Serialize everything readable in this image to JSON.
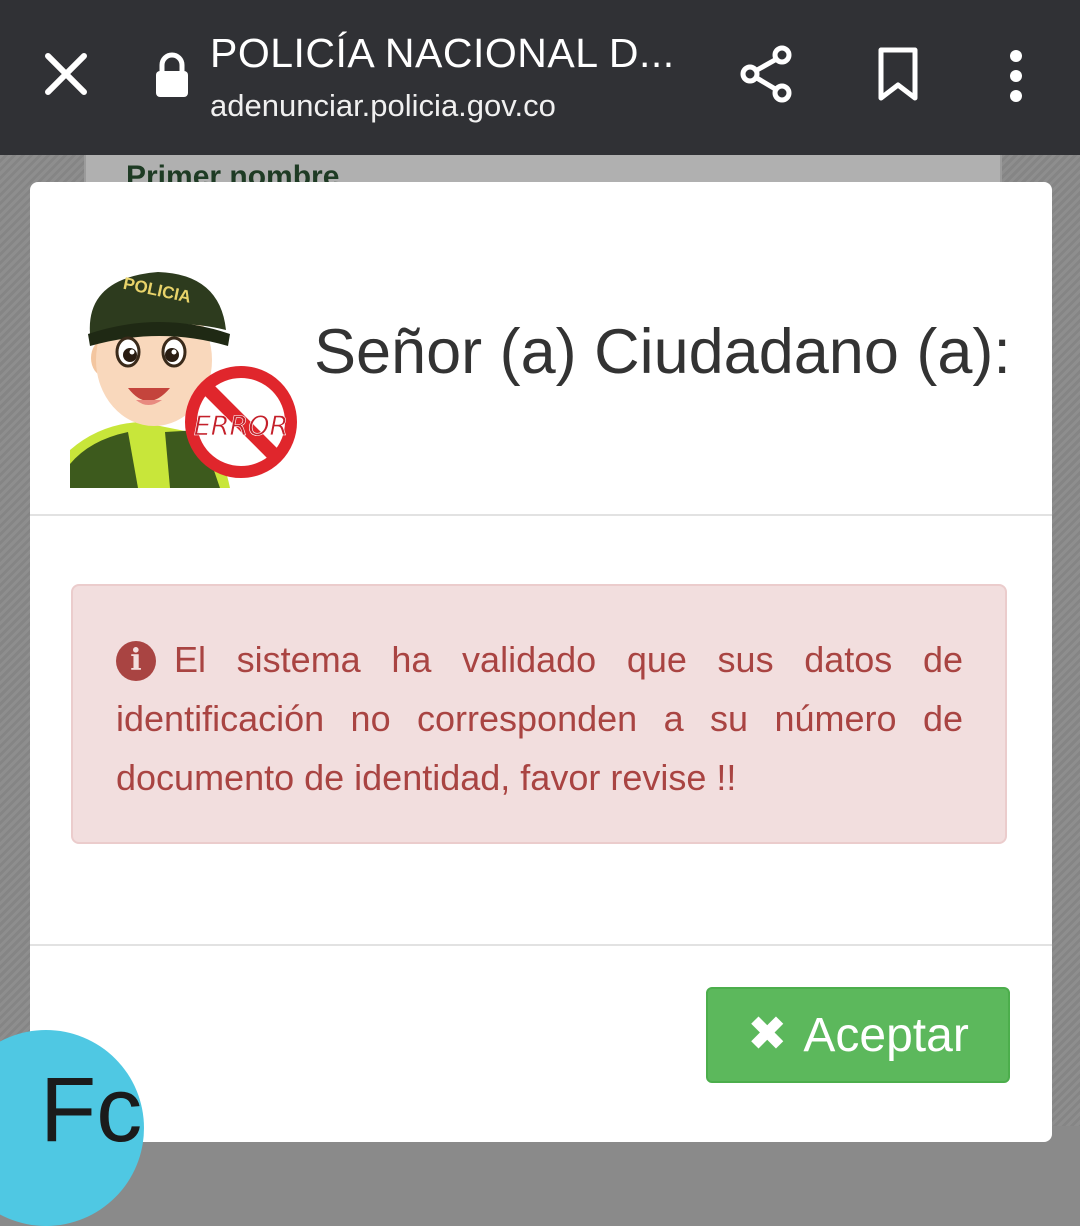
{
  "browser": {
    "title": "POLICÍA NACIONAL D...",
    "url": "adenunciar.policia.gov.co"
  },
  "background_page": {
    "field_label": "Primer nombre"
  },
  "modal": {
    "avatar_cap_text": "POLICIA",
    "avatar_badge_text": "ERROR",
    "title": "Señor (a) Ciudadano (a):",
    "alert_message": "El sistema ha validado que sus datos de identificación no corresponden a su número de documento de identidad, favor revise !!",
    "accept_label": "Aceptar"
  },
  "floating_button": {
    "text": "Fc"
  },
  "icons": [
    "close-icon",
    "lock-icon",
    "share-icon",
    "bookmark-icon",
    "more-vert-icon",
    "info-circle-icon",
    "times-icon"
  ],
  "colors": {
    "toolbar": "#303135",
    "alert_background": "#f2dede",
    "alert_text": "#a94442",
    "accept_button": "#5cb85c",
    "floating_button": "#4fc8e3"
  }
}
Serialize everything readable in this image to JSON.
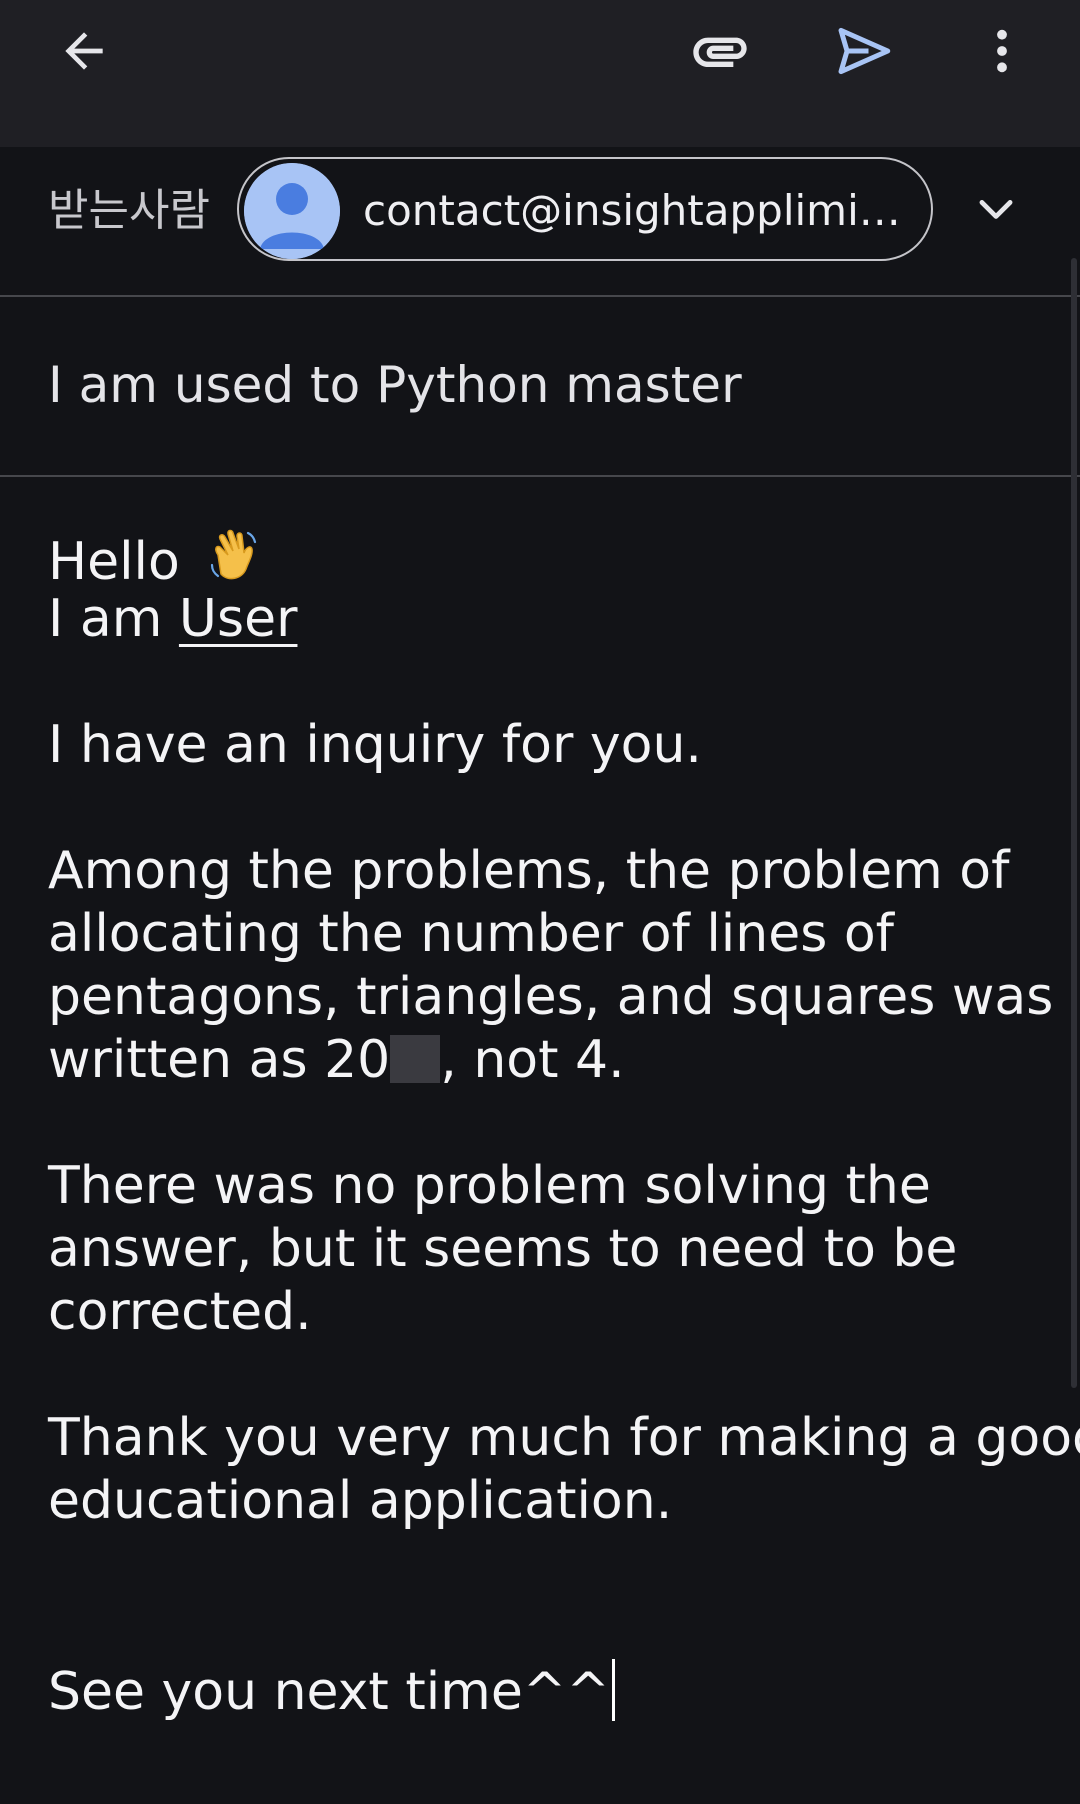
{
  "toolbar": {
    "back_icon": "arrow-back-icon",
    "attach_icon": "paperclip-icon",
    "send_icon": "send-icon",
    "more_icon": "more-vert-icon",
    "send_color": "#a8c4f5"
  },
  "recipients": {
    "label": "받는사람",
    "chip_text": "contact@insightapplimite…",
    "avatar_icon": "person-avatar-icon",
    "expand_icon": "chevron-down-icon"
  },
  "subject": {
    "value": "I am used to Python master"
  },
  "body": {
    "greeting": "Hello",
    "greeting_emoji": "waving-hand-icon",
    "intro_prefix": "I am ",
    "intro_name": "User",
    "inquiry": "I have an inquiry for you.",
    "p2_line1": "Among the problems, the problem of",
    "p2_line2": "allocating the number of lines of",
    "p2_line3": "pentagons, triangles, and squares was",
    "p2_line4_prefix": "written as 20",
    "p2_line4_suffix": ", not 4.",
    "p3_line1": "There was no problem solving the",
    "p3_line2": "answer, but it seems to need to be",
    "p3_line3": "corrected.",
    "p4_line1": "Thank you very much for making a good",
    "p4_line2": "educational application.",
    "closing": "See you next time^^"
  },
  "colors": {
    "background": "#121317",
    "toolbar": "#1f1f24",
    "accent": "#a8c4f5",
    "avatar": "#4a7de0"
  }
}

▬▬▬▬▬▬

■ Exercise directions ■
Return the full material word for word. Do not include the pictures.

■ Response to this exercise ■
Serialize everything readable in this image to JSON.
{
  "browser": {
    "title": "POLICÍA NACIONAL D...",
    "url": "adenunciar.policia.gov.co"
  },
  "background_page": {
    "field_label": "Primer nombre"
  },
  "modal": {
    "avatar_cap_text": "POLICIA",
    "avatar_badge_text": "ERROR",
    "title": "Señor (a) Ciudadano (a):",
    "alert_message": "El sistema ha validado que sus datos de identificación no corresponden a su número de documento de identidad, favor revise !!",
    "accept_label": "Aceptar"
  },
  "floating_button": {
    "text": "Fc"
  },
  "icons": [
    "close-icon",
    "lock-icon",
    "share-icon",
    "bookmark-icon",
    "more-vert-icon",
    "info-circle-icon",
    "times-icon"
  ],
  "colors": {
    "toolbar": "#303135",
    "alert_background": "#f2dede",
    "alert_text": "#a94442",
    "accept_button": "#5cb85c",
    "floating_button": "#4fc8e3"
  }
}
Serialize everything readable in this image to JSON.
{
  "toolbar": {
    "back_icon": "arrow-back-icon",
    "attach_icon": "paperclip-icon",
    "send_icon": "send-icon",
    "more_icon": "more-vert-icon",
    "send_color": "#a8c4f5"
  },
  "recipients": {
    "label": "받는사람",
    "chip_text": "contact@insightapplimite…",
    "avatar_icon": "person-avatar-icon",
    "expand_icon": "chevron-down-icon"
  },
  "subject": {
    "value": "I am used to Python master"
  },
  "body": {
    "greeting": "Hello",
    "greeting_emoji": "waving-hand-icon",
    "intro_prefix": "I am ",
    "intro_name": "User",
    "inquiry": "I have an inquiry for you.",
    "p2_line1": "Among the problems, the problem of",
    "p2_line2": "allocating the number of lines of",
    "p2_line3": "pentagons, triangles, and squares was",
    "p2_line4_prefix": "written as 20",
    "p2_line4_suffix": ", not 4.",
    "p3_line1": "There was no problem solving the",
    "p3_line2": "answer, but it seems to need to be",
    "p3_line3": "corrected.",
    "p4_line1": "Thank you very much for making a good",
    "p4_line2": "educational application.",
    "closing": "See you next time^^"
  },
  "colors": {
    "background": "#121317",
    "toolbar": "#1f1f24",
    "accent": "#a8c4f5",
    "avatar": "#4a7de0"
  }
}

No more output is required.